Stored data

--- Begin ---

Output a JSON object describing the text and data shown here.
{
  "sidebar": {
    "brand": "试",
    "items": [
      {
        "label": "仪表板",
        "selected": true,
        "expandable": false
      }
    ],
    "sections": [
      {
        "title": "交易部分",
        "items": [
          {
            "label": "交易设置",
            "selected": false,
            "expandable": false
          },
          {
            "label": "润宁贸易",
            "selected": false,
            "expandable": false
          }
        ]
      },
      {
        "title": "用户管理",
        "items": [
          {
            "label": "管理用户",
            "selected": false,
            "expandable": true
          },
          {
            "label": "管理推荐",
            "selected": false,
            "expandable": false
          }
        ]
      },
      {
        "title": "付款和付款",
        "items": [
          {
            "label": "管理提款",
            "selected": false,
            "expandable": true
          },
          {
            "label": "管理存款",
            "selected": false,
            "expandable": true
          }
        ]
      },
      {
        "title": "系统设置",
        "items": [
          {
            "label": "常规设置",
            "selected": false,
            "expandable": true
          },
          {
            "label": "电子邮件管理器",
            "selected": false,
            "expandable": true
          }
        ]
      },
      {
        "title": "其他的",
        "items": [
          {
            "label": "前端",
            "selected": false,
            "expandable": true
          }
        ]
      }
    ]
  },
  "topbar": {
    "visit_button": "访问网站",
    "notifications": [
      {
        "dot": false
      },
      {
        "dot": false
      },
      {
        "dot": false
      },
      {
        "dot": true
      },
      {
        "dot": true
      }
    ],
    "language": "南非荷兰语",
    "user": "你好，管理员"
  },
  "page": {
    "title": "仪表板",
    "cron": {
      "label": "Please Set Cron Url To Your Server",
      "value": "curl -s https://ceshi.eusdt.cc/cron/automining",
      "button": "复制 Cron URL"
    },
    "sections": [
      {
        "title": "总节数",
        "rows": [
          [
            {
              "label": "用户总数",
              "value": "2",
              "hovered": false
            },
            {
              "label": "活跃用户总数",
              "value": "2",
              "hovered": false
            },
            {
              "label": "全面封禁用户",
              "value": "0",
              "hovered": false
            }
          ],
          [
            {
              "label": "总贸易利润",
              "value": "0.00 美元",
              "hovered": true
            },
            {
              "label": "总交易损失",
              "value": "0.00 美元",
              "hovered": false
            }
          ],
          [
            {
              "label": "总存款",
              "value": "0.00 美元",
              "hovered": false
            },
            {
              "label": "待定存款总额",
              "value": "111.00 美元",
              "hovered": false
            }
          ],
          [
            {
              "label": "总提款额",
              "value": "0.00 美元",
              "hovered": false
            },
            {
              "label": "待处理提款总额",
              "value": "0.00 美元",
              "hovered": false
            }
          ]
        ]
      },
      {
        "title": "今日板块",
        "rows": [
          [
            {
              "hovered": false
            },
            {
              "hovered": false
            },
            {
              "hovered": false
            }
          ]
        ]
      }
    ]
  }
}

--- End ---

What to produce:
Quote each line of the data above exactly as written.

Response for this exercise:
Output a JSON object describing the text and data shown here.
{
  "sidebar": {
    "brand": "试",
    "items": [
      {
        "label": "仪表板",
        "selected": true,
        "expandable": false
      }
    ],
    "sections": [
      {
        "title": "交易部分",
        "items": [
          {
            "label": "交易设置",
            "selected": false,
            "expandable": false
          },
          {
            "label": "润宁贸易",
            "selected": false,
            "expandable": false
          }
        ]
      },
      {
        "title": "用户管理",
        "items": [
          {
            "label": "管理用户",
            "selected": false,
            "expandable": true
          },
          {
            "label": "管理推荐",
            "selected": false,
            "expandable": false
          }
        ]
      },
      {
        "title": "付款和付款",
        "items": [
          {
            "label": "管理提款",
            "selected": false,
            "expandable": true
          },
          {
            "label": "管理存款",
            "selected": false,
            "expandable": true
          }
        ]
      },
      {
        "title": "系统设置",
        "items": [
          {
            "label": "常规设置",
            "selected": false,
            "expandable": true
          },
          {
            "label": "电子邮件管理器",
            "selected": false,
            "expandable": true
          }
        ]
      },
      {
        "title": "其他的",
        "items": [
          {
            "label": "前端",
            "selected": false,
            "expandable": true
          }
        ]
      }
    ]
  },
  "topbar": {
    "visit_button": "访问网站",
    "notifications": [
      {
        "dot": false
      },
      {
        "dot": false
      },
      {
        "dot": false
      },
      {
        "dot": true
      },
      {
        "dot": true
      }
    ],
    "language": "南非荷兰语",
    "user": "你好，管理员"
  },
  "page": {
    "title": "仪表板",
    "cron": {
      "label": "Please Set Cron Url To Your Server",
      "value": "curl -s https://ceshi.eusdt.cc/cron/automining",
      "button": "复制 Cron URL"
    },
    "sections": [
      {
        "title": "总节数",
        "rows": [
          [
            {
              "label": "用户总数",
              "value": "2",
              "hovered": false
            },
            {
              "label": "活跃用户总数",
              "value": "2",
              "hovered": false
            },
            {
              "label": "全面封禁用户",
              "value": "0",
              "hovered": false
            }
          ],
          [
            {
              "label": "总贸易利润",
              "value": "0.00 美元",
              "hovered": true
            },
            {
              "label": "总交易损失",
              "value": "0.00 美元",
              "hovered": false
            }
          ],
          [
            {
              "label": "总存款",
              "value": "0.00 美元",
              "hovered": false
            },
            {
              "label": "待定存款总额",
              "value": "111.00 美元",
              "hovered": false
            }
          ],
          [
            {
              "label": "总提款额",
              "value": "0.00 美元",
              "hovered": false
            },
            {
              "label": "待处理提款总额",
              "value": "0.00 美元",
              "hovered": false
            }
          ]
        ]
      },
      {
        "title": "今日板块",
        "rows": [
          [
            {
              "hovered": false
            },
            {
              "hovered": false
            },
            {
              "hovered": false
            }
          ]
        ]
      }
    ]
  }
}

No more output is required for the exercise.